• _DATA TO USE_:
— START —

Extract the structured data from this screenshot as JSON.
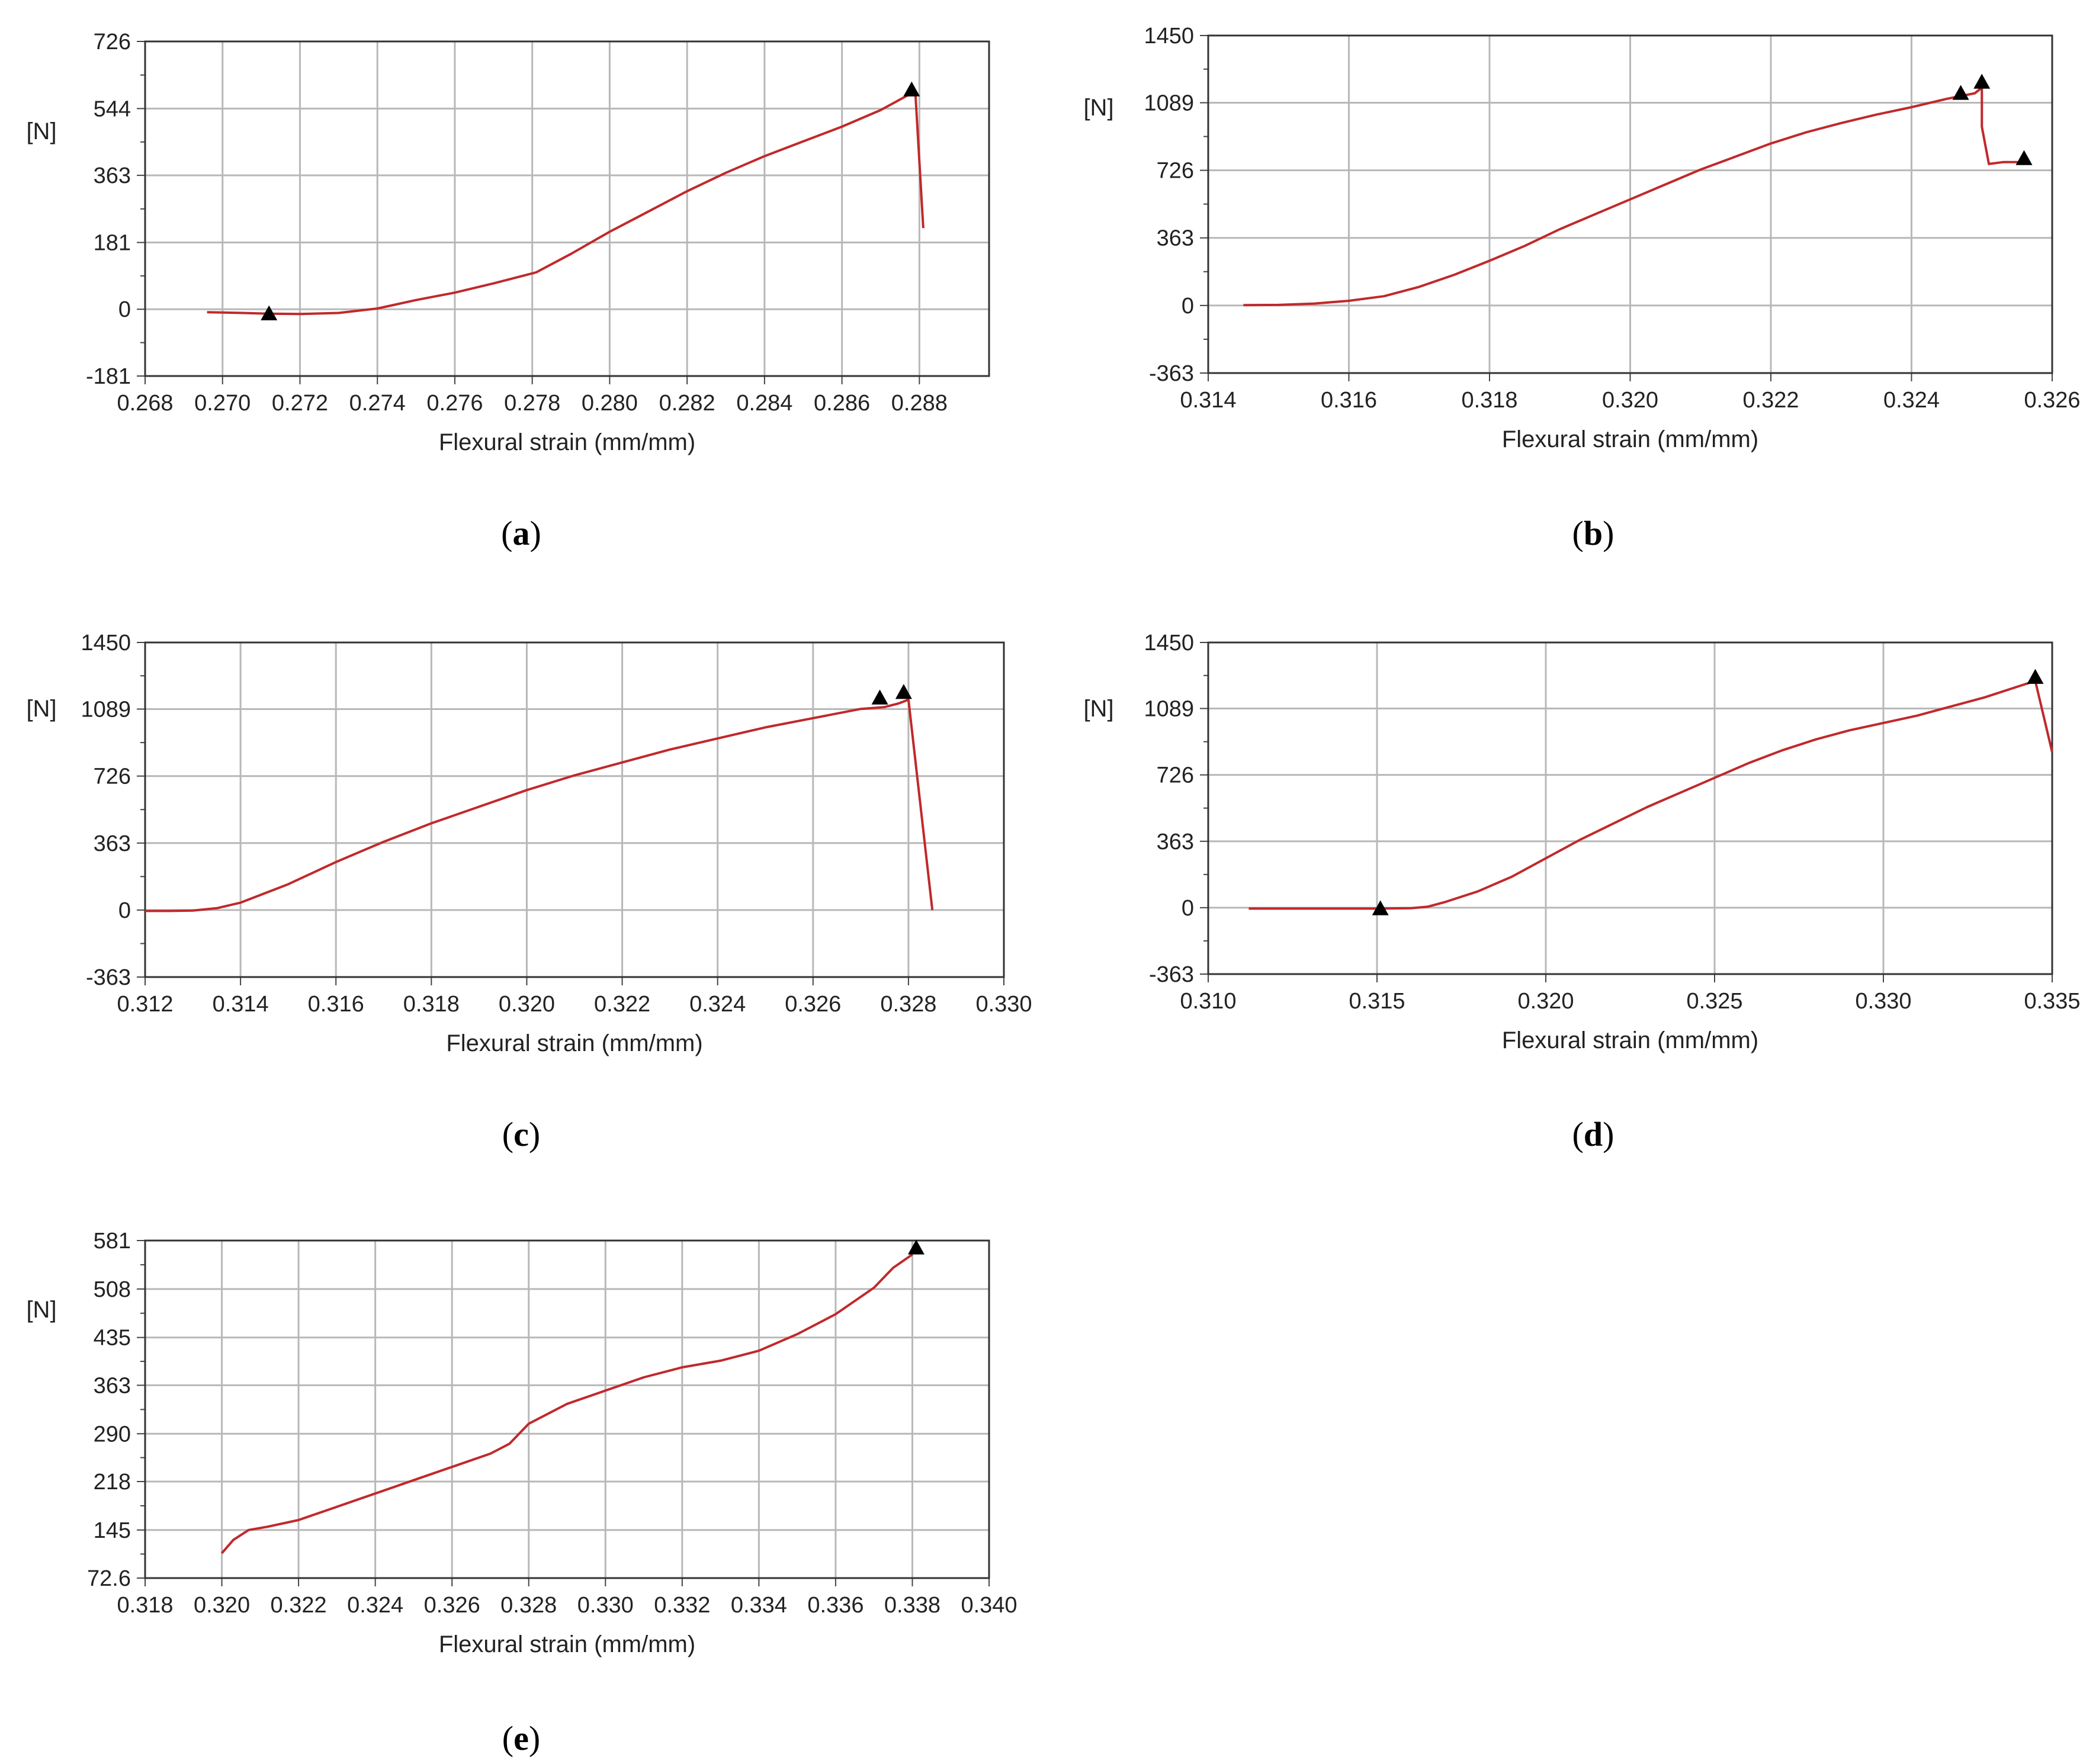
{
  "chart_data": [
    {
      "type": "line",
      "panel": "a",
      "xlabel": "Flexural strain (mm/mm)",
      "ylabel": "[N]",
      "xlim": [
        0.268,
        0.2898
      ],
      "ylim": [
        -181,
        726
      ],
      "x_ticks": [
        "0.268",
        "0.270",
        "0.272",
        "0.274",
        "0.276",
        "0.278",
        "0.280",
        "0.282",
        "0.284",
        "0.286",
        "0.288"
      ],
      "y_ticks": [
        "-181",
        "0",
        "181",
        "363",
        "544",
        "726"
      ],
      "grid": true,
      "series": [
        {
          "color": "#c0292b",
          "x": [
            0.2696,
            0.2705,
            0.2712,
            0.272,
            0.273,
            0.274,
            0.275,
            0.276,
            0.277,
            0.2781,
            0.279,
            0.28,
            0.281,
            0.282,
            0.283,
            0.284,
            0.285,
            0.286,
            0.287,
            0.2877,
            0.2879,
            0.2881
          ],
          "y": [
            -8,
            -10,
            -12,
            -13,
            -10,
            2,
            25,
            45,
            70,
            100,
            150,
            210,
            265,
            320,
            370,
            415,
            455,
            495,
            540,
            580,
            580,
            220
          ]
        }
      ],
      "markers": [
        {
          "x": 0.2712,
          "y": -12
        },
        {
          "x": 0.2878,
          "y": 595
        }
      ]
    },
    {
      "type": "line",
      "panel": "b",
      "xlabel": "Flexural strain (mm/mm)",
      "ylabel": "[N]",
      "xlim": [
        0.314,
        0.326
      ],
      "ylim": [
        -363,
        1450
      ],
      "x_ticks": [
        "0.314",
        "0.316",
        "0.318",
        "0.320",
        "0.322",
        "0.324",
        "0.326"
      ],
      "y_ticks": [
        "-363",
        "0",
        "363",
        "726",
        "1089",
        "1450"
      ],
      "grid": true,
      "series": [
        {
          "color": "#c0292b",
          "x": [
            0.3145,
            0.315,
            0.3155,
            0.316,
            0.3165,
            0.317,
            0.3175,
            0.318,
            0.3185,
            0.319,
            0.3195,
            0.32,
            0.3205,
            0.321,
            0.3215,
            0.322,
            0.3225,
            0.323,
            0.3235,
            0.324,
            0.3245,
            0.3249,
            0.325,
            0.325,
            0.3251,
            0.3253,
            0.3255,
            0.3256
          ],
          "y": [
            2,
            3,
            10,
            25,
            50,
            100,
            165,
            240,
            320,
            410,
            490,
            570,
            650,
            730,
            800,
            870,
            930,
            980,
            1025,
            1065,
            1110,
            1140,
            1170,
            960,
            760,
            770,
            770,
            760
          ]
        }
      ],
      "markers": [
        {
          "x": 0.3247,
          "y": 1140
        },
        {
          "x": 0.325,
          "y": 1200
        },
        {
          "x": 0.3256,
          "y": 790
        }
      ]
    },
    {
      "type": "line",
      "panel": "c",
      "xlabel": "Flexural strain (mm/mm)",
      "ylabel": "[N]",
      "xlim": [
        0.312,
        0.33
      ],
      "ylim": [
        -363,
        1450
      ],
      "x_ticks": [
        "0.312",
        "0.314",
        "0.316",
        "0.318",
        "0.320",
        "0.322",
        "0.324",
        "0.326",
        "0.328",
        "0.330"
      ],
      "y_ticks": [
        "-363",
        "0",
        "363",
        "726",
        "1089",
        "1450"
      ],
      "grid": true,
      "series": [
        {
          "color": "#c0292b",
          "x": [
            0.312,
            0.3125,
            0.313,
            0.3135,
            0.314,
            0.315,
            0.316,
            0.317,
            0.318,
            0.319,
            0.32,
            0.321,
            0.322,
            0.323,
            0.324,
            0.325,
            0.326,
            0.327,
            0.3275,
            0.3278,
            0.328,
            0.3285
          ],
          "y": [
            -5,
            -5,
            -3,
            10,
            40,
            140,
            260,
            370,
            470,
            560,
            650,
            730,
            800,
            870,
            930,
            990,
            1040,
            1090,
            1100,
            1120,
            1140,
            0
          ]
        }
      ],
      "markers": [
        {
          "x": 0.3274,
          "y": 1150
        },
        {
          "x": 0.3279,
          "y": 1180
        }
      ]
    },
    {
      "type": "line",
      "panel": "d",
      "xlabel": "Flexural strain (mm/mm)",
      "ylabel": "[N]",
      "xlim": [
        0.31,
        0.335
      ],
      "ylim": [
        -363,
        1450
      ],
      "x_ticks": [
        "0.310",
        "0.315",
        "0.320",
        "0.325",
        "0.330",
        "0.335"
      ],
      "y_ticks": [
        "-363",
        "0",
        "363",
        "726",
        "1089",
        "1450"
      ],
      "grid": true,
      "series": [
        {
          "color": "#c0292b",
          "x": [
            0.3112,
            0.313,
            0.315,
            0.316,
            0.3165,
            0.317,
            0.318,
            0.319,
            0.32,
            0.321,
            0.322,
            0.323,
            0.324,
            0.325,
            0.326,
            0.327,
            0.328,
            0.329,
            0.33,
            0.331,
            0.332,
            0.333,
            0.334,
            0.3345,
            0.335
          ],
          "y": [
            -5,
            -5,
            -5,
            -3,
            5,
            30,
            90,
            170,
            270,
            370,
            460,
            550,
            630,
            710,
            790,
            860,
            920,
            970,
            1010,
            1050,
            1100,
            1150,
            1210,
            1240,
            850
          ]
        }
      ],
      "markers": [
        {
          "x": 0.3151,
          "y": -5
        },
        {
          "x": 0.3345,
          "y": 1260
        }
      ]
    },
    {
      "type": "line",
      "panel": "e",
      "xlabel": "Flexural strain (mm/mm)",
      "ylabel": "[N]",
      "xlim": [
        0.318,
        0.34
      ],
      "ylim": [
        72.6,
        581
      ],
      "x_ticks": [
        "0.318",
        "0.320",
        "0.322",
        "0.324",
        "0.326",
        "0.328",
        "0.330",
        "0.332",
        "0.334",
        "0.336",
        "0.338",
        "0.340"
      ],
      "y_ticks": [
        "72.6",
        "145",
        "218",
        "290",
        "363",
        "435",
        "508",
        "581"
      ],
      "grid": true,
      "series": [
        {
          "color": "#c0292b",
          "x": [
            0.32,
            0.3203,
            0.3207,
            0.3212,
            0.322,
            0.323,
            0.324,
            0.325,
            0.326,
            0.327,
            0.3275,
            0.328,
            0.329,
            0.33,
            0.331,
            0.332,
            0.333,
            0.334,
            0.335,
            0.336,
            0.337,
            0.3375,
            0.338
          ],
          "y": [
            110,
            130,
            145,
            150,
            160,
            180,
            200,
            220,
            240,
            260,
            275,
            305,
            335,
            355,
            375,
            390,
            400,
            415,
            440,
            470,
            510,
            540,
            560
          ]
        }
      ],
      "markers": [
        {
          "x": 0.3381,
          "y": 570
        }
      ]
    }
  ],
  "panel_labels": [
    "(a)",
    "(b)",
    "(c)",
    "(d)",
    "(e)"
  ],
  "colors": {
    "line": "#c0292b",
    "grid": "#b8b8b8",
    "marker": "#000000"
  }
}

— END —

• _DIRECTION_: Quote the data above in full and without alteration; skip the pictures.

• _COMPLETED TASK_:
Extract the structured data from this screenshot as JSON.
{
  "chart_data": [
    {
      "type": "line",
      "panel": "a",
      "xlabel": "Flexural strain (mm/mm)",
      "ylabel": "[N]",
      "xlim": [
        0.268,
        0.2898
      ],
      "ylim": [
        -181,
        726
      ],
      "x_ticks": [
        "0.268",
        "0.270",
        "0.272",
        "0.274",
        "0.276",
        "0.278",
        "0.280",
        "0.282",
        "0.284",
        "0.286",
        "0.288"
      ],
      "y_ticks": [
        "-181",
        "0",
        "181",
        "363",
        "544",
        "726"
      ],
      "grid": true,
      "series": [
        {
          "color": "#c0292b",
          "x": [
            0.2696,
            0.2705,
            0.2712,
            0.272,
            0.273,
            0.274,
            0.275,
            0.276,
            0.277,
            0.2781,
            0.279,
            0.28,
            0.281,
            0.282,
            0.283,
            0.284,
            0.285,
            0.286,
            0.287,
            0.2877,
            0.2879,
            0.2881
          ],
          "y": [
            -8,
            -10,
            -12,
            -13,
            -10,
            2,
            25,
            45,
            70,
            100,
            150,
            210,
            265,
            320,
            370,
            415,
            455,
            495,
            540,
            580,
            580,
            220
          ]
        }
      ],
      "markers": [
        {
          "x": 0.2712,
          "y": -12
        },
        {
          "x": 0.2878,
          "y": 595
        }
      ]
    },
    {
      "type": "line",
      "panel": "b",
      "xlabel": "Flexural strain (mm/mm)",
      "ylabel": "[N]",
      "xlim": [
        0.314,
        0.326
      ],
      "ylim": [
        -363,
        1450
      ],
      "x_ticks": [
        "0.314",
        "0.316",
        "0.318",
        "0.320",
        "0.322",
        "0.324",
        "0.326"
      ],
      "y_ticks": [
        "-363",
        "0",
        "363",
        "726",
        "1089",
        "1450"
      ],
      "grid": true,
      "series": [
        {
          "color": "#c0292b",
          "x": [
            0.3145,
            0.315,
            0.3155,
            0.316,
            0.3165,
            0.317,
            0.3175,
            0.318,
            0.3185,
            0.319,
            0.3195,
            0.32,
            0.3205,
            0.321,
            0.3215,
            0.322,
            0.3225,
            0.323,
            0.3235,
            0.324,
            0.3245,
            0.3249,
            0.325,
            0.325,
            0.3251,
            0.3253,
            0.3255,
            0.3256
          ],
          "y": [
            2,
            3,
            10,
            25,
            50,
            100,
            165,
            240,
            320,
            410,
            490,
            570,
            650,
            730,
            800,
            870,
            930,
            980,
            1025,
            1065,
            1110,
            1140,
            1170,
            960,
            760,
            770,
            770,
            760
          ]
        }
      ],
      "markers": [
        {
          "x": 0.3247,
          "y": 1140
        },
        {
          "x": 0.325,
          "y": 1200
        },
        {
          "x": 0.3256,
          "y": 790
        }
      ]
    },
    {
      "type": "line",
      "panel": "c",
      "xlabel": "Flexural strain (mm/mm)",
      "ylabel": "[N]",
      "xlim": [
        0.312,
        0.33
      ],
      "ylim": [
        -363,
        1450
      ],
      "x_ticks": [
        "0.312",
        "0.314",
        "0.316",
        "0.318",
        "0.320",
        "0.322",
        "0.324",
        "0.326",
        "0.328",
        "0.330"
      ],
      "y_ticks": [
        "-363",
        "0",
        "363",
        "726",
        "1089",
        "1450"
      ],
      "grid": true,
      "series": [
        {
          "color": "#c0292b",
          "x": [
            0.312,
            0.3125,
            0.313,
            0.3135,
            0.314,
            0.315,
            0.316,
            0.317,
            0.318,
            0.319,
            0.32,
            0.321,
            0.322,
            0.323,
            0.324,
            0.325,
            0.326,
            0.327,
            0.3275,
            0.3278,
            0.328,
            0.3285
          ],
          "y": [
            -5,
            -5,
            -3,
            10,
            40,
            140,
            260,
            370,
            470,
            560,
            650,
            730,
            800,
            870,
            930,
            990,
            1040,
            1090,
            1100,
            1120,
            1140,
            0
          ]
        }
      ],
      "markers": [
        {
          "x": 0.3274,
          "y": 1150
        },
        {
          "x": 0.3279,
          "y": 1180
        }
      ]
    },
    {
      "type": "line",
      "panel": "d",
      "xlabel": "Flexural strain (mm/mm)",
      "ylabel": "[N]",
      "xlim": [
        0.31,
        0.335
      ],
      "ylim": [
        -363,
        1450
      ],
      "x_ticks": [
        "0.310",
        "0.315",
        "0.320",
        "0.325",
        "0.330",
        "0.335"
      ],
      "y_ticks": [
        "-363",
        "0",
        "363",
        "726",
        "1089",
        "1450"
      ],
      "grid": true,
      "series": [
        {
          "color": "#c0292b",
          "x": [
            0.3112,
            0.313,
            0.315,
            0.316,
            0.3165,
            0.317,
            0.318,
            0.319,
            0.32,
            0.321,
            0.322,
            0.323,
            0.324,
            0.325,
            0.326,
            0.327,
            0.328,
            0.329,
            0.33,
            0.331,
            0.332,
            0.333,
            0.334,
            0.3345,
            0.335
          ],
          "y": [
            -5,
            -5,
            -5,
            -3,
            5,
            30,
            90,
            170,
            270,
            370,
            460,
            550,
            630,
            710,
            790,
            860,
            920,
            970,
            1010,
            1050,
            1100,
            1150,
            1210,
            1240,
            850
          ]
        }
      ],
      "markers": [
        {
          "x": 0.3151,
          "y": -5
        },
        {
          "x": 0.3345,
          "y": 1260
        }
      ]
    },
    {
      "type": "line",
      "panel": "e",
      "xlabel": "Flexural strain (mm/mm)",
      "ylabel": "[N]",
      "xlim": [
        0.318,
        0.34
      ],
      "ylim": [
        72.6,
        581
      ],
      "x_ticks": [
        "0.318",
        "0.320",
        "0.322",
        "0.324",
        "0.326",
        "0.328",
        "0.330",
        "0.332",
        "0.334",
        "0.336",
        "0.338",
        "0.340"
      ],
      "y_ticks": [
        "72.6",
        "145",
        "218",
        "290",
        "363",
        "435",
        "508",
        "581"
      ],
      "grid": true,
      "series": [
        {
          "color": "#c0292b",
          "x": [
            0.32,
            0.3203,
            0.3207,
            0.3212,
            0.322,
            0.323,
            0.324,
            0.325,
            0.326,
            0.327,
            0.3275,
            0.328,
            0.329,
            0.33,
            0.331,
            0.332,
            0.333,
            0.334,
            0.335,
            0.336,
            0.337,
            0.3375,
            0.338
          ],
          "y": [
            110,
            130,
            145,
            150,
            160,
            180,
            200,
            220,
            240,
            260,
            275,
            305,
            335,
            355,
            375,
            390,
            400,
            415,
            440,
            470,
            510,
            540,
            560
          ]
        }
      ],
      "markers": [
        {
          "x": 0.3381,
          "y": 570
        }
      ]
    }
  ],
  "panel_labels": [
    "(a)",
    "(b)",
    "(c)",
    "(d)",
    "(e)"
  ],
  "colors": {
    "line": "#c0292b",
    "grid": "#b8b8b8",
    "marker": "#000000"
  }
}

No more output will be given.